- **Given instruction**: In the entries below, find the lines with the word "Region" and copy them.

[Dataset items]

— start —

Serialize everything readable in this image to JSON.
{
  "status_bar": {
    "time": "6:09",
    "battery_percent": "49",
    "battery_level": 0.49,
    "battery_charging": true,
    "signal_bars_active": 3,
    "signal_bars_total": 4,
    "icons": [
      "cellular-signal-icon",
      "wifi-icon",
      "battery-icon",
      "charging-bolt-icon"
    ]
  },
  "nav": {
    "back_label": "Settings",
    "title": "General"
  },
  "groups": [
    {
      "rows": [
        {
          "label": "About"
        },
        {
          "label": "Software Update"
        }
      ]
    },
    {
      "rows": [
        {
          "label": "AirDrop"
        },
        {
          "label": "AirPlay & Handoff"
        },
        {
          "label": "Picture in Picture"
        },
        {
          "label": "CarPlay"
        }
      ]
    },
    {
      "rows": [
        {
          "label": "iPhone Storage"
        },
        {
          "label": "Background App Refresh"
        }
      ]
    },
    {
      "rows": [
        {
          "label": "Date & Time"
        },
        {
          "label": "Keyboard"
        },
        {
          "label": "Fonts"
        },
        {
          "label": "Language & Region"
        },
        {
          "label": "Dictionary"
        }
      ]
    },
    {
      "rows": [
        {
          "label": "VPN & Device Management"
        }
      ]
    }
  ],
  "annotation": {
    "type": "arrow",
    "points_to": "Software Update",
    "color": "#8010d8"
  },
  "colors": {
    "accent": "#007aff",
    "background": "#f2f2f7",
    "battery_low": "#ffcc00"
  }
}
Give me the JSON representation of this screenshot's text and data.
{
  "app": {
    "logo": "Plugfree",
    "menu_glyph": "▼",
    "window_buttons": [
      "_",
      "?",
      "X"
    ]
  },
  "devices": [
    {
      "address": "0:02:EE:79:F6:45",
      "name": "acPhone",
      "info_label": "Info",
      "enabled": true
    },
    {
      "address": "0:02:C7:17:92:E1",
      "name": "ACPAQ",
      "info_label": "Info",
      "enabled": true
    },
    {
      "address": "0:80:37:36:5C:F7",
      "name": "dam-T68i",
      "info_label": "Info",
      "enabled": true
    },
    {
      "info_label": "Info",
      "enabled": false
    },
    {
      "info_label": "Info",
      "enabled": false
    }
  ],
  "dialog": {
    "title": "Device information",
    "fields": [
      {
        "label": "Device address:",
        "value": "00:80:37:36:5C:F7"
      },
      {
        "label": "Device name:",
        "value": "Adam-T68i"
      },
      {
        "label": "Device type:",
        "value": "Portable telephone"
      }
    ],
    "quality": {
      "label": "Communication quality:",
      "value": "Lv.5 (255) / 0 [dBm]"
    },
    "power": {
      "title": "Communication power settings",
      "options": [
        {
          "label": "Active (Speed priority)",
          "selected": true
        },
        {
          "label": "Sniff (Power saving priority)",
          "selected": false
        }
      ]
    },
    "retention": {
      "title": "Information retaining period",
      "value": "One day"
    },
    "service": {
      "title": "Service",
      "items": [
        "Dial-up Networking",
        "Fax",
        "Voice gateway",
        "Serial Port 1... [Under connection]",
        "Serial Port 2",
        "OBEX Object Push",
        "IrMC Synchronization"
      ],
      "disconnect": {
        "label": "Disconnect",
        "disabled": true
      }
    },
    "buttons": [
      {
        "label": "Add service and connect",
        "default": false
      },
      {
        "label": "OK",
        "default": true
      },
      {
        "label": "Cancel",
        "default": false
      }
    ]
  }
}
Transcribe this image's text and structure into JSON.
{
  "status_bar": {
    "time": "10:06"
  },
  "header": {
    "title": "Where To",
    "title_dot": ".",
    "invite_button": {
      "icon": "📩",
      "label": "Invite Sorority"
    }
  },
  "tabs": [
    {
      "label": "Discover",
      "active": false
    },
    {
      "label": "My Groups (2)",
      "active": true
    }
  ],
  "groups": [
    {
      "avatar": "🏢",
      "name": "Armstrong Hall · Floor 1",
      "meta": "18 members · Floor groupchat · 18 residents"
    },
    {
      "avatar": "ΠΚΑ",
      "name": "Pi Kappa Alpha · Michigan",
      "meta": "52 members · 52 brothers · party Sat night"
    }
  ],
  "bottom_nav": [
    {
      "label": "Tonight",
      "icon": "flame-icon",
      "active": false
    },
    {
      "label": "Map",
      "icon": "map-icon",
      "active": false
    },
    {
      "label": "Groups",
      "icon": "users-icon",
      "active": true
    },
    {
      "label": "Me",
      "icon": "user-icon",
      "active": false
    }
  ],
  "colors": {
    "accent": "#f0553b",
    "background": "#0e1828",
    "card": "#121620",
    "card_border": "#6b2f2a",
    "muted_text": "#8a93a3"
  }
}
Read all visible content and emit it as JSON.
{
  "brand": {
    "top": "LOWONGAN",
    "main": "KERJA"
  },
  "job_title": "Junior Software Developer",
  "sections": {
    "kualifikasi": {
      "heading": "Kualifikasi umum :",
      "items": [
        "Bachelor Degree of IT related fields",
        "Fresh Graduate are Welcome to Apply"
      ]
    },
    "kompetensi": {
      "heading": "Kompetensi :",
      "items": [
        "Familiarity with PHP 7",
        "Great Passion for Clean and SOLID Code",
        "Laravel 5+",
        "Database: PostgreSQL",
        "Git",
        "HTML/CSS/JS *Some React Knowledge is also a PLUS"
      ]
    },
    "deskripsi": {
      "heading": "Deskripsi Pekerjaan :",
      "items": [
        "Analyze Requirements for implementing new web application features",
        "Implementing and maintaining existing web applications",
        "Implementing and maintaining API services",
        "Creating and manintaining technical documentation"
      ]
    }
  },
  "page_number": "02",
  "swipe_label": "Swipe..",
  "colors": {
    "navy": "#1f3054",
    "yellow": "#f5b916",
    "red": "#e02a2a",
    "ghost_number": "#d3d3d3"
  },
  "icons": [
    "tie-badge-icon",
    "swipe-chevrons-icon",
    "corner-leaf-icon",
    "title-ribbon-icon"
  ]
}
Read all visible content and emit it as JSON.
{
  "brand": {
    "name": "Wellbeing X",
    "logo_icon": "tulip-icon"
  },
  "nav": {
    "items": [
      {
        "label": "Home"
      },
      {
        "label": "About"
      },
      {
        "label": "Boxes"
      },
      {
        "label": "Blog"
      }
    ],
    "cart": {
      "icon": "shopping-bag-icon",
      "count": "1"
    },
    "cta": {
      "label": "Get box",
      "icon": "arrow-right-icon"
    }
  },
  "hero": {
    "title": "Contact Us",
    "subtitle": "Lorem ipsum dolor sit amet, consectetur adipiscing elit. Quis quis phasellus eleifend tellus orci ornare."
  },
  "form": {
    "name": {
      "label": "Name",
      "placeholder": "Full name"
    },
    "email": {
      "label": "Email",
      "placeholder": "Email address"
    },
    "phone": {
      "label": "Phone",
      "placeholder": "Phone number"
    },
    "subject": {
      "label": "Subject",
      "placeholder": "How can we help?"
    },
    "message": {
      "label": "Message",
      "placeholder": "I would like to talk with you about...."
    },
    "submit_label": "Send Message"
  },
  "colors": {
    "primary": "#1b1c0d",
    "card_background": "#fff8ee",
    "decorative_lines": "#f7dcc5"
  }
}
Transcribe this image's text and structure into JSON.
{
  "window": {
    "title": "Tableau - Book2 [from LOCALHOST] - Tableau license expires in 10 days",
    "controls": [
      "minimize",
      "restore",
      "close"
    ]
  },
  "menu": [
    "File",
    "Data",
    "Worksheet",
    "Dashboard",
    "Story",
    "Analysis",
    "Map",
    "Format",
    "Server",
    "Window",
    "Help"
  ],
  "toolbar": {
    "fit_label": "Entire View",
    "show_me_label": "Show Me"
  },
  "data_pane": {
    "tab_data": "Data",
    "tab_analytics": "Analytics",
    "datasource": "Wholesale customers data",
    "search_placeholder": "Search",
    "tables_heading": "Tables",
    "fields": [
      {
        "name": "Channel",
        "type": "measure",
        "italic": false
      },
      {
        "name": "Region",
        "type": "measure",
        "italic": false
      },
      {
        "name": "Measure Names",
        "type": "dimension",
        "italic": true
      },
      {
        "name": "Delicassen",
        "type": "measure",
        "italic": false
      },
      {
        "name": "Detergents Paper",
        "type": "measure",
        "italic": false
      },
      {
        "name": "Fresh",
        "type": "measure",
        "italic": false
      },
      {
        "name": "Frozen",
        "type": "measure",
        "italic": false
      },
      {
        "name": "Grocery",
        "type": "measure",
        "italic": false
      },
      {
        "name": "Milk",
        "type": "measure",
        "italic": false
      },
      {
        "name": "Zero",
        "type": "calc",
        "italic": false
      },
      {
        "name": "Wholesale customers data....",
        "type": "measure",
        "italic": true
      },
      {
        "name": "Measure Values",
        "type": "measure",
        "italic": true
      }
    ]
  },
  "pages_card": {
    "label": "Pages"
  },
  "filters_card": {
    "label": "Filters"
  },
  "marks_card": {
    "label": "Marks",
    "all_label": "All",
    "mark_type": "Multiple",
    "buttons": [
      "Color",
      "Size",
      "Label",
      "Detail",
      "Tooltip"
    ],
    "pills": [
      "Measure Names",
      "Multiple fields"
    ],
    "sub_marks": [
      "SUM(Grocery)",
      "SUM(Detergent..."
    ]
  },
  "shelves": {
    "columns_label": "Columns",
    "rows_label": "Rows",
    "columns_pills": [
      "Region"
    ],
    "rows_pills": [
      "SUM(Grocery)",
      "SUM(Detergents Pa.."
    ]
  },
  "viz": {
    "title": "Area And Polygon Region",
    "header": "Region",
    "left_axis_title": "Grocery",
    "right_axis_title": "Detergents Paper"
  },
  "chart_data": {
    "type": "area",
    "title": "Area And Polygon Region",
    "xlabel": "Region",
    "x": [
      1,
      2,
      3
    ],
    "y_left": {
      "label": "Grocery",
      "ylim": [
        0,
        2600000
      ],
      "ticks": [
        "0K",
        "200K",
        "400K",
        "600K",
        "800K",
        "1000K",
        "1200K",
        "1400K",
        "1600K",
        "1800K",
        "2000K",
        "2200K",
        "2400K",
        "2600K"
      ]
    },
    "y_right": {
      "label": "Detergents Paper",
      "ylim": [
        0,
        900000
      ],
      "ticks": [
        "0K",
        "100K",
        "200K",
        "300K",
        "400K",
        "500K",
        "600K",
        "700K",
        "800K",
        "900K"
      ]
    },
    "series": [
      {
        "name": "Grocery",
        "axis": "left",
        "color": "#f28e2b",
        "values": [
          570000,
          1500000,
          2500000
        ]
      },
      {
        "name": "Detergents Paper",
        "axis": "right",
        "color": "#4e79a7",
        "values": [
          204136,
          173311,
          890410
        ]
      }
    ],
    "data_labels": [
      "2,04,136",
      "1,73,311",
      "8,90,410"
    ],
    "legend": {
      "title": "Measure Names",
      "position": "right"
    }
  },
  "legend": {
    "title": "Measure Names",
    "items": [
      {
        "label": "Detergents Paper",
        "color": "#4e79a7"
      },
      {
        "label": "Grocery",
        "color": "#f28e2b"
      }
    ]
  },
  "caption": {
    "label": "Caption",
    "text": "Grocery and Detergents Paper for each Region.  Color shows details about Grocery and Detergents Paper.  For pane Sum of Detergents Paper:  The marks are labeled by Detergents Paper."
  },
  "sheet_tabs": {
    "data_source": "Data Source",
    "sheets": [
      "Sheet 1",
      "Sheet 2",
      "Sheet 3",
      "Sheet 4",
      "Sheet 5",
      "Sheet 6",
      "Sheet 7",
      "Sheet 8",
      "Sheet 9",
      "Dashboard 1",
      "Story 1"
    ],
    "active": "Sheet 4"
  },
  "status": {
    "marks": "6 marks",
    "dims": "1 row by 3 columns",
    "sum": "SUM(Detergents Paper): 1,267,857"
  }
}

— end —

- **Reply**:
          "label": "Language & Region"
        "name": "Region",
      "Region"
    "title": "Area And Polygon Region",
    "header": "Region",
    "title": "Area And Polygon Region",
    "xlabel": "Region",
    "text": "Grocery and Detergents Paper for each Region.  Color shows details about Grocery and Detergents Paper.  For pane Sum of Detergents Paper:  The marks are labeled by Detergents Paper."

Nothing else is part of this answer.